**What you have to do:** Select all lines in the records that include "Press".

**Input for this task:**
★ ★ ★ ★ ★ ★ ★
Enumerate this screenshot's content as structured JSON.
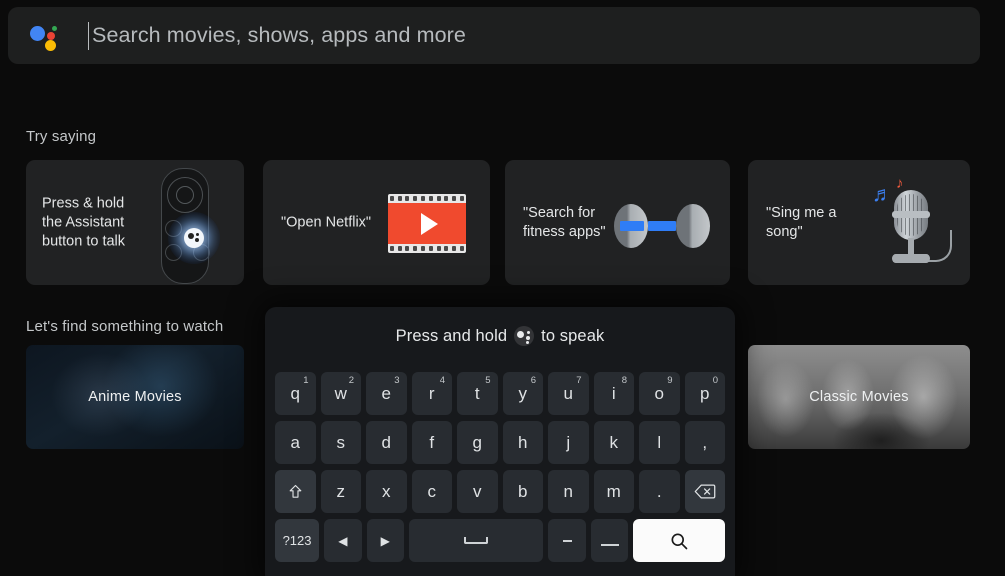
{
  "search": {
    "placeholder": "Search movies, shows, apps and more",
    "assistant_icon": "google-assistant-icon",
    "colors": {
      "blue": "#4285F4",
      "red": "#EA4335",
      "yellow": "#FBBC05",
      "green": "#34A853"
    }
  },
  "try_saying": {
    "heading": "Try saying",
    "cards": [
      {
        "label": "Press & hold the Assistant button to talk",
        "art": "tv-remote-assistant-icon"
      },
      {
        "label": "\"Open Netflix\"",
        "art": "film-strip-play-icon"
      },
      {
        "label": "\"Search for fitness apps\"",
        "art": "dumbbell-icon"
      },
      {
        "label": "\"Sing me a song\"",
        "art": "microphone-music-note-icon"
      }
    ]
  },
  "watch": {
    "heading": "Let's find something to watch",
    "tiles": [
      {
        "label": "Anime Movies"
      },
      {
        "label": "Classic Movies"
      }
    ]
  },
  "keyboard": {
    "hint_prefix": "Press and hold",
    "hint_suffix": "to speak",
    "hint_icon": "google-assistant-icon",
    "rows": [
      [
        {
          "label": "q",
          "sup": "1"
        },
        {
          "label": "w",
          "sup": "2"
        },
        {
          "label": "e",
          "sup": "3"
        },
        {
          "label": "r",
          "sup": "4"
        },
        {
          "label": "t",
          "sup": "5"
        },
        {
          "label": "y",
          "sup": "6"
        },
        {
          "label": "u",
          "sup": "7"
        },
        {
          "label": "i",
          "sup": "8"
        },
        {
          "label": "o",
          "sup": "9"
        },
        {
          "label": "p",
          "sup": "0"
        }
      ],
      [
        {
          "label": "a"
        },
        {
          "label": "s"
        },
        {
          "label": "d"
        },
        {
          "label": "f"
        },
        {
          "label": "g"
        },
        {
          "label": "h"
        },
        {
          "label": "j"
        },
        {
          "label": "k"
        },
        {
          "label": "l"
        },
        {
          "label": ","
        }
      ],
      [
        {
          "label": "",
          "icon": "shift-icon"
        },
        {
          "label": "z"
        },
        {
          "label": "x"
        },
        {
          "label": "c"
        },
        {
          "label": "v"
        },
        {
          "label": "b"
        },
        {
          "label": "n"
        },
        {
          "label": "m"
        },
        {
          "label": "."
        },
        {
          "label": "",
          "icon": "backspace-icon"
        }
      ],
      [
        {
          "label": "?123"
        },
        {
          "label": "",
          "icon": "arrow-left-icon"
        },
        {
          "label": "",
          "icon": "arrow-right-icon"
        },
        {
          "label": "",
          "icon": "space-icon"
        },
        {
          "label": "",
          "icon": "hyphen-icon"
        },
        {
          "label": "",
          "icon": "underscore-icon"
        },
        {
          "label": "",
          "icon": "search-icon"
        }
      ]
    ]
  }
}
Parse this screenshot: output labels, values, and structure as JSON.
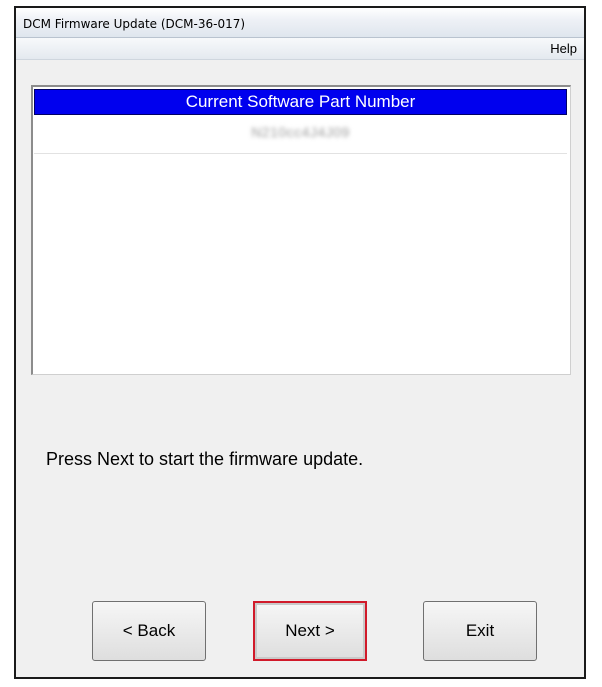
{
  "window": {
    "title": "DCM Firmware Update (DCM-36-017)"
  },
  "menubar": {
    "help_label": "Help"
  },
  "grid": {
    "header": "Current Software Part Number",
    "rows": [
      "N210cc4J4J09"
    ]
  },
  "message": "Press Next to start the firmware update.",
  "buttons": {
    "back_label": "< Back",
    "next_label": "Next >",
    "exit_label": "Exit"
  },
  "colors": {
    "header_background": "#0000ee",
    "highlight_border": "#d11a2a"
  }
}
★ ★ ★ ★ ★ ★ ★
**The reply:**
        "label": "Press & hold the Assistant button to talk",
    "hint_prefix": "Press and hold",
  "message": "Press Next to start the firmware update.",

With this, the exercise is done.